Requirements: From the listing below, pull out all lines with "Lamballe" in them.
··· Record extracts
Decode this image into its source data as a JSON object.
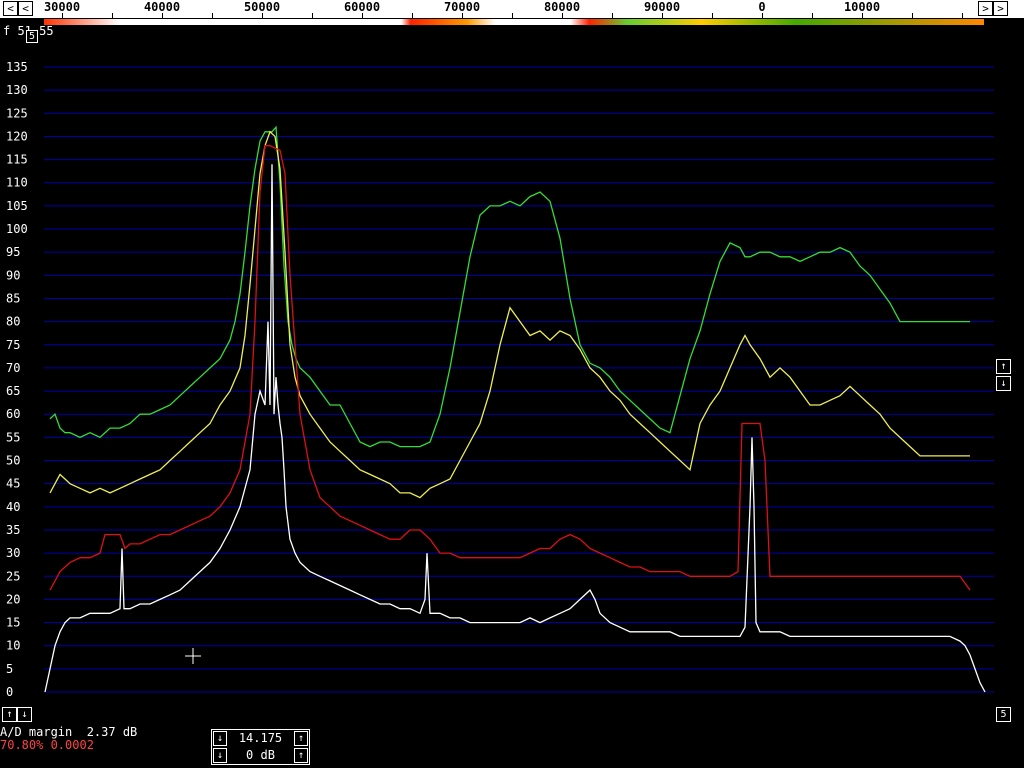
{
  "ruler": {
    "labels": [
      "30000",
      "40000",
      "50000",
      "60000",
      "70000",
      "80000",
      "90000",
      "0",
      "10000"
    ],
    "left_arrow": "<",
    "right_arrow": ">"
  },
  "top_readout": "f 51.55",
  "top_button": "5",
  "y_axis": {
    "labels": [
      "135",
      "130",
      "125",
      "120",
      "115",
      "110",
      "105",
      "100",
      "95",
      "90",
      "85",
      "80",
      "75",
      "70",
      "65",
      "60",
      "55",
      "50",
      "45",
      "40",
      "35",
      "30",
      "25",
      "20",
      "15",
      "10",
      "5",
      "0"
    ]
  },
  "scroll": {
    "up": "↑",
    "down": "↓",
    "right_corner": "5"
  },
  "status": {
    "ad_margin": "A/D margin  2.37 dB",
    "readout": "70.80% 0.0002"
  },
  "center_box": {
    "freq": "14.175",
    "gain": "0 dB",
    "up": "↑",
    "down": "↓"
  },
  "colors": {
    "grid": "#0000aa",
    "trace_green": "#33dd33",
    "trace_yellow": "#eeee55",
    "trace_red": "#dd1111",
    "trace_white": "#ffffff"
  },
  "chart_data": {
    "type": "line",
    "ylim": [
      0,
      135
    ],
    "series": [
      {
        "x": [
          50,
          55,
          60,
          65,
          70,
          80,
          90,
          100,
          110,
          120,
          130,
          140,
          150,
          160,
          170,
          180,
          190,
          200,
          210,
          220,
          230,
          235,
          240,
          245,
          250,
          255,
          260,
          265,
          268,
          272,
          276,
          280,
          284,
          288,
          292,
          296,
          300,
          310,
          320,
          330,
          340,
          350,
          360,
          370,
          380,
          390,
          400,
          410,
          420,
          430,
          440,
          450,
          460,
          470,
          480,
          490,
          500,
          510,
          520,
          530,
          540,
          550,
          560,
          570,
          580,
          590,
          600,
          610,
          620,
          630,
          640,
          650,
          660,
          670,
          680,
          690,
          700,
          710,
          720,
          730,
          740,
          745,
          750,
          760,
          770,
          780,
          790,
          800,
          810,
          820,
          830,
          840,
          850,
          860,
          870,
          880,
          890,
          900,
          910,
          920,
          930,
          940,
          950,
          960,
          970
        ],
        "y": [
          59,
          60,
          57,
          56,
          56,
          55,
          56,
          55,
          57,
          57,
          58,
          60,
          60,
          61,
          62,
          64,
          66,
          68,
          70,
          72,
          76,
          80,
          86,
          95,
          105,
          113,
          119,
          121,
          121,
          121,
          122,
          110,
          92,
          80,
          75,
          72,
          70,
          68,
          65,
          62,
          62,
          58,
          54,
          53,
          54,
          54,
          53,
          53,
          53,
          54,
          60,
          70,
          82,
          94,
          103,
          105,
          105,
          106,
          105,
          107,
          108,
          106,
          98,
          85,
          75,
          71,
          70,
          68,
          65,
          63,
          61,
          59,
          57,
          56,
          64,
          72,
          78,
          86,
          93,
          97,
          96,
          94,
          94,
          95,
          95,
          94,
          94,
          93,
          94,
          95,
          95,
          96,
          95,
          92,
          90,
          87,
          84,
          80,
          80,
          80,
          80,
          80,
          80,
          80,
          80
        ],
        "color": "#33dd33"
      },
      {
        "x": [
          50,
          55,
          60,
          65,
          70,
          80,
          90,
          100,
          110,
          120,
          130,
          140,
          150,
          160,
          170,
          180,
          190,
          200,
          210,
          220,
          230,
          240,
          245,
          250,
          255,
          260,
          265,
          270,
          275,
          280,
          285,
          290,
          295,
          300,
          310,
          320,
          330,
          340,
          350,
          360,
          370,
          380,
          390,
          400,
          410,
          420,
          430,
          440,
          450,
          460,
          470,
          480,
          490,
          500,
          510,
          520,
          530,
          540,
          550,
          560,
          570,
          580,
          590,
          600,
          610,
          620,
          630,
          640,
          650,
          660,
          670,
          680,
          690,
          700,
          710,
          720,
          730,
          740,
          745,
          750,
          760,
          770,
          780,
          790,
          800,
          810,
          820,
          830,
          840,
          850,
          860,
          870,
          880,
          890,
          900,
          910,
          920,
          930,
          940,
          950,
          960,
          970
        ],
        "y": [
          43,
          45,
          47,
          46,
          45,
          44,
          43,
          44,
          43,
          44,
          45,
          46,
          47,
          48,
          50,
          52,
          54,
          56,
          58,
          62,
          65,
          70,
          77,
          88,
          100,
          112,
          118,
          121,
          120,
          113,
          95,
          75,
          68,
          64,
          60,
          57,
          54,
          52,
          50,
          48,
          47,
          46,
          45,
          43,
          43,
          42,
          44,
          45,
          46,
          50,
          54,
          58,
          65,
          75,
          83,
          80,
          77,
          78,
          76,
          78,
          77,
          74,
          70,
          68,
          65,
          63,
          60,
          58,
          56,
          54,
          52,
          50,
          48,
          58,
          62,
          65,
          70,
          75,
          77,
          75,
          72,
          68,
          70,
          68,
          65,
          62,
          62,
          63,
          64,
          66,
          64,
          62,
          60,
          57,
          55,
          53,
          51,
          51,
          51,
          51,
          51,
          51
        ],
        "color": "#eeee55"
      },
      {
        "x": [
          50,
          55,
          60,
          65,
          70,
          80,
          90,
          100,
          105,
          110,
          120,
          125,
          130,
          140,
          150,
          160,
          170,
          180,
          190,
          200,
          210,
          220,
          230,
          240,
          250,
          255,
          260,
          265,
          270,
          280,
          285,
          290,
          300,
          310,
          320,
          330,
          340,
          350,
          360,
          370,
          380,
          390,
          400,
          410,
          420,
          430,
          440,
          450,
          460,
          470,
          480,
          490,
          500,
          510,
          520,
          530,
          540,
          550,
          560,
          570,
          580,
          590,
          600,
          610,
          620,
          630,
          640,
          650,
          660,
          670,
          680,
          690,
          700,
          710,
          720,
          730,
          738,
          742,
          746,
          750,
          755,
          760,
          765,
          770,
          780,
          790,
          800,
          810,
          820,
          830,
          840,
          850,
          860,
          870,
          880,
          890,
          900,
          910,
          920,
          930,
          940,
          950,
          960,
          970
        ],
        "y": [
          22,
          24,
          26,
          27,
          28,
          29,
          29,
          30,
          34,
          34,
          34,
          31,
          32,
          32,
          33,
          34,
          34,
          35,
          36,
          37,
          38,
          40,
          43,
          48,
          60,
          80,
          108,
          118,
          118,
          117,
          112,
          90,
          60,
          48,
          42,
          40,
          38,
          37,
          36,
          35,
          34,
          33,
          33,
          35,
          35,
          33,
          30,
          30,
          29,
          29,
          29,
          29,
          29,
          29,
          29,
          30,
          31,
          31,
          33,
          34,
          33,
          31,
          30,
          29,
          28,
          27,
          27,
          26,
          26,
          26,
          26,
          25,
          25,
          25,
          25,
          25,
          26,
          58,
          58,
          58,
          58,
          58,
          50,
          25,
          25,
          25,
          25,
          25,
          25,
          25,
          25,
          25,
          25,
          25,
          25,
          25,
          25,
          25,
          25,
          25,
          25,
          25,
          25,
          22
        ],
        "color": "#dd1111"
      },
      {
        "x": [
          45,
          50,
          55,
          60,
          65,
          70,
          80,
          90,
          100,
          110,
          120,
          122,
          124,
          130,
          140,
          150,
          160,
          170,
          180,
          190,
          200,
          210,
          220,
          230,
          240,
          250,
          255,
          260,
          265,
          268,
          270,
          272,
          274,
          276,
          278,
          280,
          282,
          284,
          286,
          290,
          295,
          300,
          310,
          320,
          330,
          340,
          350,
          360,
          370,
          380,
          390,
          400,
          410,
          420,
          425,
          427,
          430,
          440,
          450,
          460,
          470,
          480,
          490,
          500,
          510,
          520,
          530,
          540,
          550,
          560,
          570,
          580,
          590,
          595,
          600,
          610,
          620,
          630,
          640,
          650,
          660,
          670,
          680,
          690,
          700,
          710,
          720,
          730,
          740,
          745,
          750,
          752,
          754,
          756,
          758,
          760,
          765,
          770,
          780,
          790,
          800,
          810,
          820,
          830,
          840,
          850,
          860,
          870,
          880,
          890,
          900,
          910,
          920,
          930,
          940,
          950,
          960,
          965,
          970,
          975,
          980,
          985
        ],
        "y": [
          0,
          5,
          10,
          13,
          15,
          16,
          16,
          17,
          17,
          17,
          18,
          31,
          18,
          18,
          19,
          19,
          20,
          21,
          22,
          24,
          26,
          28,
          31,
          35,
          40,
          48,
          60,
          65,
          62,
          80,
          62,
          114,
          60,
          68,
          62,
          58,
          55,
          48,
          40,
          33,
          30,
          28,
          26,
          25,
          24,
          23,
          22,
          21,
          20,
          19,
          19,
          18,
          18,
          17,
          20,
          30,
          17,
          17,
          16,
          16,
          15,
          15,
          15,
          15,
          15,
          15,
          16,
          15,
          16,
          17,
          18,
          20,
          22,
          20,
          17,
          15,
          14,
          13,
          13,
          13,
          13,
          13,
          12,
          12,
          12,
          12,
          12,
          12,
          12,
          14,
          40,
          55,
          40,
          15,
          14,
          13,
          13,
          13,
          13,
          12,
          12,
          12,
          12,
          12,
          12,
          12,
          12,
          12,
          12,
          12,
          12,
          12,
          12,
          12,
          12,
          12,
          11,
          10,
          8,
          5,
          2,
          0
        ],
        "color": "#ffffff"
      }
    ]
  }
}
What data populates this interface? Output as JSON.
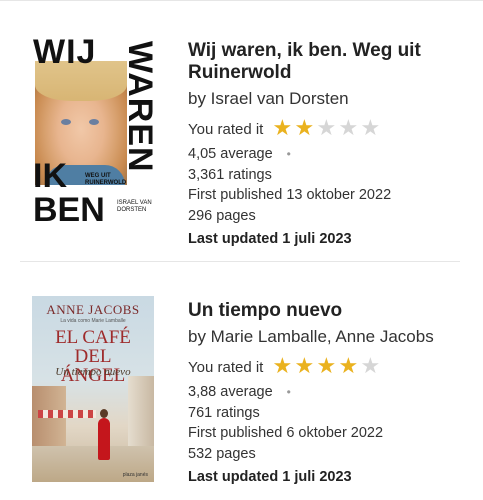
{
  "books": [
    {
      "title": "Wij waren, ik ben. Weg uit Ruinerwold",
      "author": "by Israel van Dorsten",
      "rated_label": "You rated it",
      "user_rating": 2,
      "average": "4,05 average",
      "ratings": "3,361 ratings",
      "first_published": "First published 13 oktober 2022",
      "pages": "296 pages",
      "last_updated": "Last updated 1 juli 2023",
      "cover": {
        "line1": "WIJ",
        "line2": "WAREN",
        "line3": "IK",
        "line4": "BEN",
        "subtitle": "WEG UIT RUINERWOLD",
        "author": "ISRAEL VAN DORSTEN"
      }
    },
    {
      "title": "Un tiempo nuevo",
      "author": "by Marie Lamballe, Anne Jacobs",
      "rated_label": "You rated it",
      "user_rating": 4,
      "average": "3,88 average",
      "ratings": "761 ratings",
      "first_published": "First published 6 oktober 2022",
      "pages": "532 pages",
      "last_updated": "Last updated 1 juli 2023",
      "cover": {
        "author": "ANNE JACOBS",
        "tagline": "La vida como Marie Lamballe",
        "title": "EL CAFÉ DEL ÁNGEL",
        "subtitle": "Un tiempo nuevo",
        "publisher": "plaza janés"
      }
    }
  ],
  "colors": {
    "star_on": "#eab21f",
    "star_off": "#d6d6d6"
  }
}
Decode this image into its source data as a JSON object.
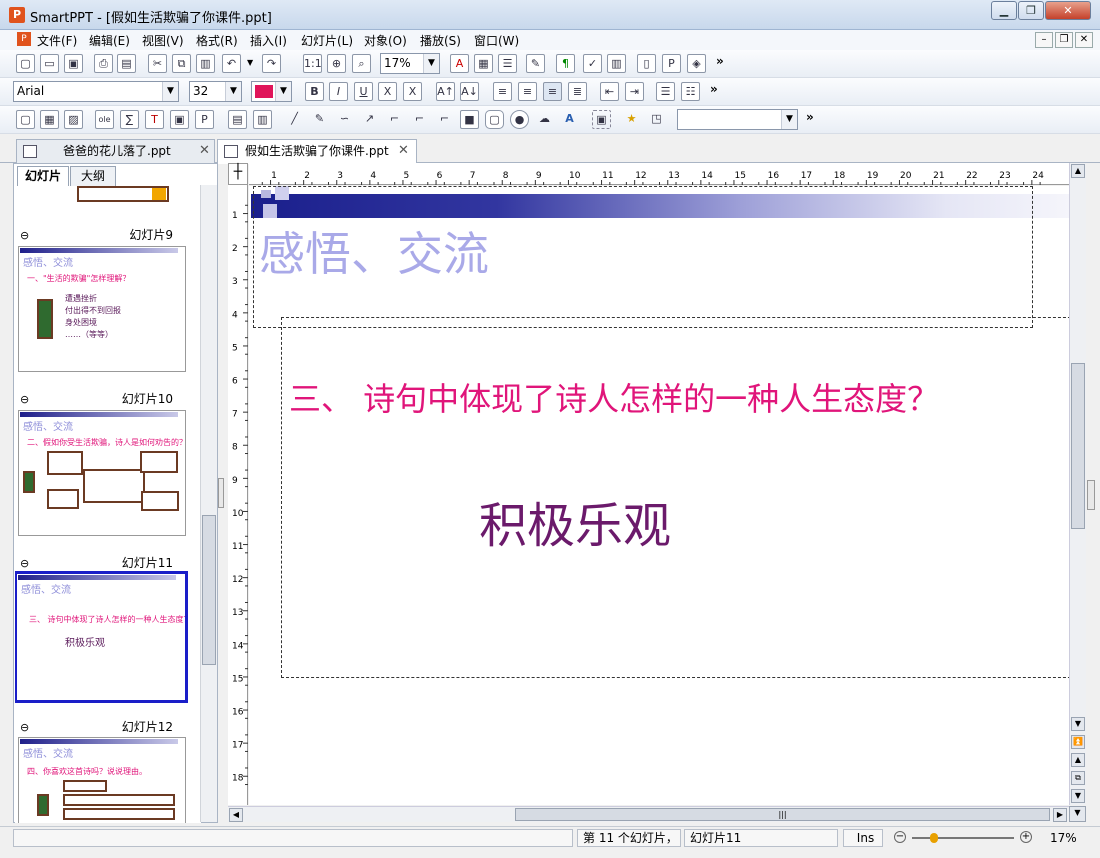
{
  "window": {
    "app_icon": "P",
    "title": "SmartPPT - [假如生活欺骗了你课件.ppt]",
    "minimize_icon": "minimize-icon",
    "maximize_icon": "maximize-icon",
    "close_icon": "close-icon"
  },
  "menu": [
    "文件(F)",
    "编辑(E)",
    "视图(V)",
    "格式(R)",
    "插入(I)",
    "幻灯片(L)",
    "对象(O)",
    "播放(S)",
    "窗口(W)"
  ],
  "toolbar": {
    "zoom": "17%",
    "font": "Arial",
    "font_size": "32",
    "color_swatch": "#e0155a",
    "more": "»"
  },
  "tabs": [
    {
      "label": "爸爸的花儿落了.ppt",
      "active": false
    },
    {
      "label": "假如生活欺骗了你课件.ppt",
      "active": true
    }
  ],
  "left_panel": {
    "tabs": [
      "幻灯片",
      "大纲"
    ],
    "slides": [
      {
        "label": "幻灯片9",
        "title": "感悟、交流",
        "question": "一、\"生活的欺骗\"怎样理解？",
        "lines": [
          "遭遇挫折",
          "付出得不到回报",
          "身处困境",
          "……（等等）"
        ]
      },
      {
        "label": "幻灯片10",
        "title": "感悟、交流",
        "question": "二、假如你受生活欺骗，诗人是如何劝告的？"
      },
      {
        "label": "幻灯片11",
        "title": "感悟、交流",
        "question": "三、 诗句中体现了诗人怎样的一种人生态度？",
        "answer": "积极乐观"
      },
      {
        "label": "幻灯片12",
        "title": "感悟、交流",
        "question": "四、你喜欢这首诗吗？说说理由。"
      }
    ]
  },
  "ruler": {
    "h": [
      "1",
      "2",
      "3",
      "4",
      "5",
      "6",
      "7",
      "8",
      "9",
      "10",
      "11",
      "12",
      "13",
      "14",
      "15",
      "16",
      "17",
      "18",
      "19",
      "20",
      "21",
      "22",
      "23",
      "24"
    ],
    "v": [
      "1",
      "2",
      "3",
      "4",
      "5",
      "6",
      "7",
      "8",
      "9",
      "10",
      "11",
      "12",
      "13",
      "14",
      "15",
      "16",
      "17",
      "18"
    ]
  },
  "slide": {
    "title": "感悟、交流",
    "question": "三、 诗句中体现了诗人怎样的一种人生态度？",
    "answer": "积极乐观"
  },
  "status": {
    "slide_pos": "第 11 个幻灯片，",
    "slide_name": "幻灯片11",
    "ins": "Ins",
    "zoom": "17%"
  }
}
······
The output:
      "author": "by Marie Lamballe, Anne Jacobs",
        "tagline": "La vida como Marie Lamballe",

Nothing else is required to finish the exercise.